Given problem:
Extract the lines that carry the string "BÄUMER" from the listing.

(Records)

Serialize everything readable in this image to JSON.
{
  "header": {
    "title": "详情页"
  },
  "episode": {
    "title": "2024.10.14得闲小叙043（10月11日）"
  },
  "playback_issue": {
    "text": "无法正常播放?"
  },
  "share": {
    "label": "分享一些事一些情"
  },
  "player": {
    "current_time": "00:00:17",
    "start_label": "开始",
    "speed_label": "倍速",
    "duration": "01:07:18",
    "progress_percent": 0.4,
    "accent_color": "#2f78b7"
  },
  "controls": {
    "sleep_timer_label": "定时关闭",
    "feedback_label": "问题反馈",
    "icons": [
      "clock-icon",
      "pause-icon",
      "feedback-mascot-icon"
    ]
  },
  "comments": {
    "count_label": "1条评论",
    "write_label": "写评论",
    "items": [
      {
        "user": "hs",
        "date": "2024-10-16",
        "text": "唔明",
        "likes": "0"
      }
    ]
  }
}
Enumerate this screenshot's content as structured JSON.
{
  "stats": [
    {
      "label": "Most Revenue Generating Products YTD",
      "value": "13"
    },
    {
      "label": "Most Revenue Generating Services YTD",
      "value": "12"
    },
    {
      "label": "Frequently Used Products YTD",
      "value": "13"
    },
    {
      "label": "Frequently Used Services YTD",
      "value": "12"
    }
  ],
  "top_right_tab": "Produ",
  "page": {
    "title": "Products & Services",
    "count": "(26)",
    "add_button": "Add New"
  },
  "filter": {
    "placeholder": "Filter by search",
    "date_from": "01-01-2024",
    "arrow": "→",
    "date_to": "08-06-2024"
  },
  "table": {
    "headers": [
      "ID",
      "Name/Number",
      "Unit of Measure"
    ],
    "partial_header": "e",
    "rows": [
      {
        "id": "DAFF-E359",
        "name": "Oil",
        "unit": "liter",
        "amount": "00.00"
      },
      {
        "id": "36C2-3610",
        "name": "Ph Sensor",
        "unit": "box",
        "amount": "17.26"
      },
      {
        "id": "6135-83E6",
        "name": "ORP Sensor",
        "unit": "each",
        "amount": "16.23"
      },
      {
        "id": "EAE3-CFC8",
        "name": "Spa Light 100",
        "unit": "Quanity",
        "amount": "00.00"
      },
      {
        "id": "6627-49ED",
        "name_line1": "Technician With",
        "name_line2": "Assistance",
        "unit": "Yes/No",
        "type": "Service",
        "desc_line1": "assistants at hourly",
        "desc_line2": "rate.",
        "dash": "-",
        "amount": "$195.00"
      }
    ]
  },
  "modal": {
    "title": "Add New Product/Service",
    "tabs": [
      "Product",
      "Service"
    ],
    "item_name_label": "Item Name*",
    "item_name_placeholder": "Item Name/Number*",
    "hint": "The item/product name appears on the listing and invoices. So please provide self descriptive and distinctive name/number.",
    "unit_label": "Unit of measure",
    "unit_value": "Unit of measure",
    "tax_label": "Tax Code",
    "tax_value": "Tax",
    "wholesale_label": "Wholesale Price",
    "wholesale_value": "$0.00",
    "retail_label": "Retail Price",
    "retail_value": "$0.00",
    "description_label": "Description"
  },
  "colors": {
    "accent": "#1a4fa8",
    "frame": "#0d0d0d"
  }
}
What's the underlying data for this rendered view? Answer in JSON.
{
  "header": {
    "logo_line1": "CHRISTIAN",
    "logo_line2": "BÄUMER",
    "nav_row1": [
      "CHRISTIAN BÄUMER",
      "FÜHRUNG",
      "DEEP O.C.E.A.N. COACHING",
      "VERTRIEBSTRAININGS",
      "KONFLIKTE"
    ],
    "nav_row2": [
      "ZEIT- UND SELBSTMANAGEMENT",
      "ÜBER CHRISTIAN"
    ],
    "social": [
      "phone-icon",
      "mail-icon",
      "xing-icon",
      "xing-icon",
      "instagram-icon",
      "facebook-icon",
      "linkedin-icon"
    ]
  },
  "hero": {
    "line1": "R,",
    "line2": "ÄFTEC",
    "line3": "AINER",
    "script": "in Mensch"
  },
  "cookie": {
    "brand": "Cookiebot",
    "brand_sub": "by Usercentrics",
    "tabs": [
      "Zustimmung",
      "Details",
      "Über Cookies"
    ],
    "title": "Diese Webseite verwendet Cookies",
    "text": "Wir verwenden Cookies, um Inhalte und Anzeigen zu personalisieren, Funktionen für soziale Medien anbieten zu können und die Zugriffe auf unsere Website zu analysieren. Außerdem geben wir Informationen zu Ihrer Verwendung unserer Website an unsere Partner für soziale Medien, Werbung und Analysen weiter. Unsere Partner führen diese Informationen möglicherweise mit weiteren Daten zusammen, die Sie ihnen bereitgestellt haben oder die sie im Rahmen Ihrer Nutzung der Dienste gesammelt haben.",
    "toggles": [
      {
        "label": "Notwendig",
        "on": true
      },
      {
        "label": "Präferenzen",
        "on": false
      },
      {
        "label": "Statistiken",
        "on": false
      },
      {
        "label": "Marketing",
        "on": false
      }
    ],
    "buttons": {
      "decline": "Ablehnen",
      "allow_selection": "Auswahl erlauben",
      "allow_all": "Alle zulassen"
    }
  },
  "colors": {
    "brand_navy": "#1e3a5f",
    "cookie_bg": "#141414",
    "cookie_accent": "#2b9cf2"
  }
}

Written solution:
    "logo_line2": "BÄUMER",
      "CHRISTIAN BÄUMER",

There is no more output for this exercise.